§ CHALLENGE:
Look through the data and write out every line with the word "Tællingskommissærens" in it.

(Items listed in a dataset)

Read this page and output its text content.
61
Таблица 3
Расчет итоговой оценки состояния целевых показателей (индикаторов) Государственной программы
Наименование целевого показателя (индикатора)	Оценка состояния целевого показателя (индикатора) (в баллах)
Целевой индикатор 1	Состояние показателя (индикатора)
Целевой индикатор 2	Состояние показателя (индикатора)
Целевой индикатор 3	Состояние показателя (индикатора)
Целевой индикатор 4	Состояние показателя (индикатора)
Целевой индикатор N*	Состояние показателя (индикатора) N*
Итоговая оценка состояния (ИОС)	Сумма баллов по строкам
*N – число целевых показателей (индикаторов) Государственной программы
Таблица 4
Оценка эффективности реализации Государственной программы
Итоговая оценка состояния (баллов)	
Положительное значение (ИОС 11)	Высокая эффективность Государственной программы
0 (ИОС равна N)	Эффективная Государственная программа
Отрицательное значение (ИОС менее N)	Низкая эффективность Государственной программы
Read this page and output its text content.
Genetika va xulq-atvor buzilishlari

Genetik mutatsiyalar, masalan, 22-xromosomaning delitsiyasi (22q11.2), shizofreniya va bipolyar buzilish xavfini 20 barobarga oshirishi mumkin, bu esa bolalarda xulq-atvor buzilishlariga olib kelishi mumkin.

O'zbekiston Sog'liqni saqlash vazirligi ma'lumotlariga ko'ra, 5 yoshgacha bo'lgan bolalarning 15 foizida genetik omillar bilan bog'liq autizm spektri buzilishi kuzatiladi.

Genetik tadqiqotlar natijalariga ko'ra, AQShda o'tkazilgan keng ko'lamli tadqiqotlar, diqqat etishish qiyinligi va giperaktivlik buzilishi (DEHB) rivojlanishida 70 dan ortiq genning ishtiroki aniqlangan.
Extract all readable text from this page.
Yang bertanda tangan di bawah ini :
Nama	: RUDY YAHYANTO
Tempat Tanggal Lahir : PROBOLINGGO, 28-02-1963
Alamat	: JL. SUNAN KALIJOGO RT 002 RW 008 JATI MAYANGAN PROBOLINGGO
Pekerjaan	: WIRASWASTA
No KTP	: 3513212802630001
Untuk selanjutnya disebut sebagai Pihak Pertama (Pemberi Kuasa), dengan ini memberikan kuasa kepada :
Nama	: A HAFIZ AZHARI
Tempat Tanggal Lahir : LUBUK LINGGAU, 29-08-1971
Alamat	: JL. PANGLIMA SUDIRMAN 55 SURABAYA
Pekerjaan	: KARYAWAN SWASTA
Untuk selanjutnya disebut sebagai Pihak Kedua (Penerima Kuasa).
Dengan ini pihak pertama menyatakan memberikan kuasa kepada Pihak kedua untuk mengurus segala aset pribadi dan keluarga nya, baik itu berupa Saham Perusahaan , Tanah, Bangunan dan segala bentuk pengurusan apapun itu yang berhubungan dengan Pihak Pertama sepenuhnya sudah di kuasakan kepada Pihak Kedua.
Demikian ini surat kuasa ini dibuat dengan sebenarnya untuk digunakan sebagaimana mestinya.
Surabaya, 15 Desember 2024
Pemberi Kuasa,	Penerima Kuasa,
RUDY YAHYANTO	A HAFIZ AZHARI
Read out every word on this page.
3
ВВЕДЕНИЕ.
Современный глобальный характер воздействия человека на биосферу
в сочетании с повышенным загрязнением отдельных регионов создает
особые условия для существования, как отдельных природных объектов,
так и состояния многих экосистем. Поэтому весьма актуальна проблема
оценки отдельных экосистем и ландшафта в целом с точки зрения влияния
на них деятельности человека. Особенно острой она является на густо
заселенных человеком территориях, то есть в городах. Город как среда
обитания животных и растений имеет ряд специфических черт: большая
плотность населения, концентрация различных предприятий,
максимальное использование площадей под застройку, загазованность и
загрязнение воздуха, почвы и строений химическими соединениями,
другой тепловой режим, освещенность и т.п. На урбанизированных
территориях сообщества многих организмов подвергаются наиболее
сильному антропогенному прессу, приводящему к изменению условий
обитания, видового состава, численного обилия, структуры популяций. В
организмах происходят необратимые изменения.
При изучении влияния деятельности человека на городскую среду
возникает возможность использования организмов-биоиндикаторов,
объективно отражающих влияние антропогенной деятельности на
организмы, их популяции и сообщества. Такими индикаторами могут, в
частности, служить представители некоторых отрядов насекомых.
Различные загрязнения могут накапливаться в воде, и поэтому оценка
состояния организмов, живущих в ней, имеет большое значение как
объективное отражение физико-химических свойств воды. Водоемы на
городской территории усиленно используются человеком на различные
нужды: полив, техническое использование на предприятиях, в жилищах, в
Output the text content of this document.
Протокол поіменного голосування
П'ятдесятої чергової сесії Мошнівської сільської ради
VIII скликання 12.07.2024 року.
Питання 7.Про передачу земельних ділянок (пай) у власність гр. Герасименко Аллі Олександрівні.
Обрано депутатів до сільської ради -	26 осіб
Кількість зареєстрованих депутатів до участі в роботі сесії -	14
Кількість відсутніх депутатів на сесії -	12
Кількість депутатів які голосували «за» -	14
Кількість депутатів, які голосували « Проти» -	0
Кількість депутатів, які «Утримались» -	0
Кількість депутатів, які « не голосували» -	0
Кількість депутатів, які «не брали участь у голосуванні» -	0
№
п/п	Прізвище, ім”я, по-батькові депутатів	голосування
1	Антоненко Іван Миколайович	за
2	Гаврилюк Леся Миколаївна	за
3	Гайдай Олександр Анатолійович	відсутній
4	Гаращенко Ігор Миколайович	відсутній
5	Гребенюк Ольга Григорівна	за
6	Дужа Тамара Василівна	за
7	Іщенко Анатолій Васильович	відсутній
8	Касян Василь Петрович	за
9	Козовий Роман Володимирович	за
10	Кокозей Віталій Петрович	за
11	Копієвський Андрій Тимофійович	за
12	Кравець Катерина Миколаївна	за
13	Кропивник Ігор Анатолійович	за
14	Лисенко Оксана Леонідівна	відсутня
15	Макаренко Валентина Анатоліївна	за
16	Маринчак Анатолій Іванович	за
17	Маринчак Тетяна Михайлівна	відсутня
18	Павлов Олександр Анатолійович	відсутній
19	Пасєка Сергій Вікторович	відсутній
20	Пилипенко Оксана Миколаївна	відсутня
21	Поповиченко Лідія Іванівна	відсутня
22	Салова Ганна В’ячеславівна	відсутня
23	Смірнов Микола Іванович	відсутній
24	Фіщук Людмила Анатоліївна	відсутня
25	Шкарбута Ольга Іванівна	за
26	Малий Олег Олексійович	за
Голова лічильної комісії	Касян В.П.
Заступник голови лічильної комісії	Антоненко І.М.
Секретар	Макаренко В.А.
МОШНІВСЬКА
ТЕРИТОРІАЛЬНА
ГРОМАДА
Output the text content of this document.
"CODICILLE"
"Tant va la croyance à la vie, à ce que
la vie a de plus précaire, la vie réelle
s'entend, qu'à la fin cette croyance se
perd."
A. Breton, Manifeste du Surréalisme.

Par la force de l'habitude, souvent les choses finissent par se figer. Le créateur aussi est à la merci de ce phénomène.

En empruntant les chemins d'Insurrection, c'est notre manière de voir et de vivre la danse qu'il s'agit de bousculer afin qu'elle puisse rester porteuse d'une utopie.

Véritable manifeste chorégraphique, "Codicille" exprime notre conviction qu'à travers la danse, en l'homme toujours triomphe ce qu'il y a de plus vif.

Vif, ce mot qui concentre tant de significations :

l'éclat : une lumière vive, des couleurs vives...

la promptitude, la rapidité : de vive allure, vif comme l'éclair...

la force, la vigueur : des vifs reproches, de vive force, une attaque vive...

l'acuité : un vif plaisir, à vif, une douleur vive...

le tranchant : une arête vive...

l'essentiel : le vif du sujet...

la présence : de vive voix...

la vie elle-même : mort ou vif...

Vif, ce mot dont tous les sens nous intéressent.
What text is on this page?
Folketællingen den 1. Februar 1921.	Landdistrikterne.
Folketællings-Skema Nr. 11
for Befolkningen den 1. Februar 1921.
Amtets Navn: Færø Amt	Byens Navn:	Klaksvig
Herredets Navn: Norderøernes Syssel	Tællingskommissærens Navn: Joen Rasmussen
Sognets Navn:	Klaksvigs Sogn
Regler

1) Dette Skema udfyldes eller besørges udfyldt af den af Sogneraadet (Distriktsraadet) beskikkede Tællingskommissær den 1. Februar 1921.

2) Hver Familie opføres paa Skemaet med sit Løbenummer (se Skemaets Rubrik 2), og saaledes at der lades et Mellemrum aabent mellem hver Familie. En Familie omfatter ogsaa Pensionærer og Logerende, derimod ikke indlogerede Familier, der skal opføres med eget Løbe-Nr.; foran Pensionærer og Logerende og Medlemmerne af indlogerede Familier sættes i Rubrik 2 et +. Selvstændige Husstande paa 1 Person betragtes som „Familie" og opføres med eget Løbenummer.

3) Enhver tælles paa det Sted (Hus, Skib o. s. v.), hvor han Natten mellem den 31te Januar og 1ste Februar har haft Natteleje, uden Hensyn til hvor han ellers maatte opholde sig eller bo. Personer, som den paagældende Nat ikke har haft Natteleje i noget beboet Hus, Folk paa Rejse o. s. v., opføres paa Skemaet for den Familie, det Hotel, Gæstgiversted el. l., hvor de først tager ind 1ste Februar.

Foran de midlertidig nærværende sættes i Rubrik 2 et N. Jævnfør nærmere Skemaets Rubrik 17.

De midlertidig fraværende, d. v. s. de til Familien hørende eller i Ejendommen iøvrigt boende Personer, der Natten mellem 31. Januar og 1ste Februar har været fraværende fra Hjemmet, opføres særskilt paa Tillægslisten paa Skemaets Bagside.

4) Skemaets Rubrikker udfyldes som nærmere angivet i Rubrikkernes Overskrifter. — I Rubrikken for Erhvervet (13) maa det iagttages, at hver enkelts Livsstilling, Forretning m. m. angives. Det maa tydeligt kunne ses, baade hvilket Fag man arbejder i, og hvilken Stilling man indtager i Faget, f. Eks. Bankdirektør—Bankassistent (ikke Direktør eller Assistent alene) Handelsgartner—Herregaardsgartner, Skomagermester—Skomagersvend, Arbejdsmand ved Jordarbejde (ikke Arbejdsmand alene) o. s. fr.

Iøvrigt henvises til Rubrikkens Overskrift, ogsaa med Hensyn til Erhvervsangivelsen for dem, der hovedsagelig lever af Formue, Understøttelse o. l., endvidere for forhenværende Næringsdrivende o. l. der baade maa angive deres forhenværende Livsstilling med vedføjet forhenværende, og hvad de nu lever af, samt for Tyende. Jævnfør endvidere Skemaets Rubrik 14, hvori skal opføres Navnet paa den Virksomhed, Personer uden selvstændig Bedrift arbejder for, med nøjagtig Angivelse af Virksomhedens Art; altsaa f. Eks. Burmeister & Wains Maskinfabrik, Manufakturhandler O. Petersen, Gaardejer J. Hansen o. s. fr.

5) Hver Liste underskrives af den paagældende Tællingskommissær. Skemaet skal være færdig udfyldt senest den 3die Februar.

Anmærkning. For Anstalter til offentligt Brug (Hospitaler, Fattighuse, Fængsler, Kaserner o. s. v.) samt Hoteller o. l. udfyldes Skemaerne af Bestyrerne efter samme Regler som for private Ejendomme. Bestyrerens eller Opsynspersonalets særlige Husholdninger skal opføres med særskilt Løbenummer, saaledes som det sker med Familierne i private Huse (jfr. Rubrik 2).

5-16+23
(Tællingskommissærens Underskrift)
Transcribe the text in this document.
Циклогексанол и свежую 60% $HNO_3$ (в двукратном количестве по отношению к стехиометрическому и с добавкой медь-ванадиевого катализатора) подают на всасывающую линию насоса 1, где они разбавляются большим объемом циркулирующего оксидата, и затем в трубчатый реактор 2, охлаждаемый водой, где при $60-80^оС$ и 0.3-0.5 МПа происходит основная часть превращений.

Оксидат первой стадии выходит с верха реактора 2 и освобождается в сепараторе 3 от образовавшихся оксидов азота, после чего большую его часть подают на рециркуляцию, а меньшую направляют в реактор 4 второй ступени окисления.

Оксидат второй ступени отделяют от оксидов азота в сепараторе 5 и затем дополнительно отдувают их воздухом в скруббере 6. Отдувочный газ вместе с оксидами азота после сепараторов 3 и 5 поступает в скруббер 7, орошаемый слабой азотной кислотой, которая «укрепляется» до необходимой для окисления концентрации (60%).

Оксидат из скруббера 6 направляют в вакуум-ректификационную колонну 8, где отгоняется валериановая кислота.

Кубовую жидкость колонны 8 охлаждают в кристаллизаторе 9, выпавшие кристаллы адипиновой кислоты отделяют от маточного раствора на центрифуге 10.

§ EXERCISE RESPONSE:
Herredets Navn: Norderøernes Syssel	Tællingskommissærens Navn: Joen Rasmussen
(Tællingskommissærens Underskrift)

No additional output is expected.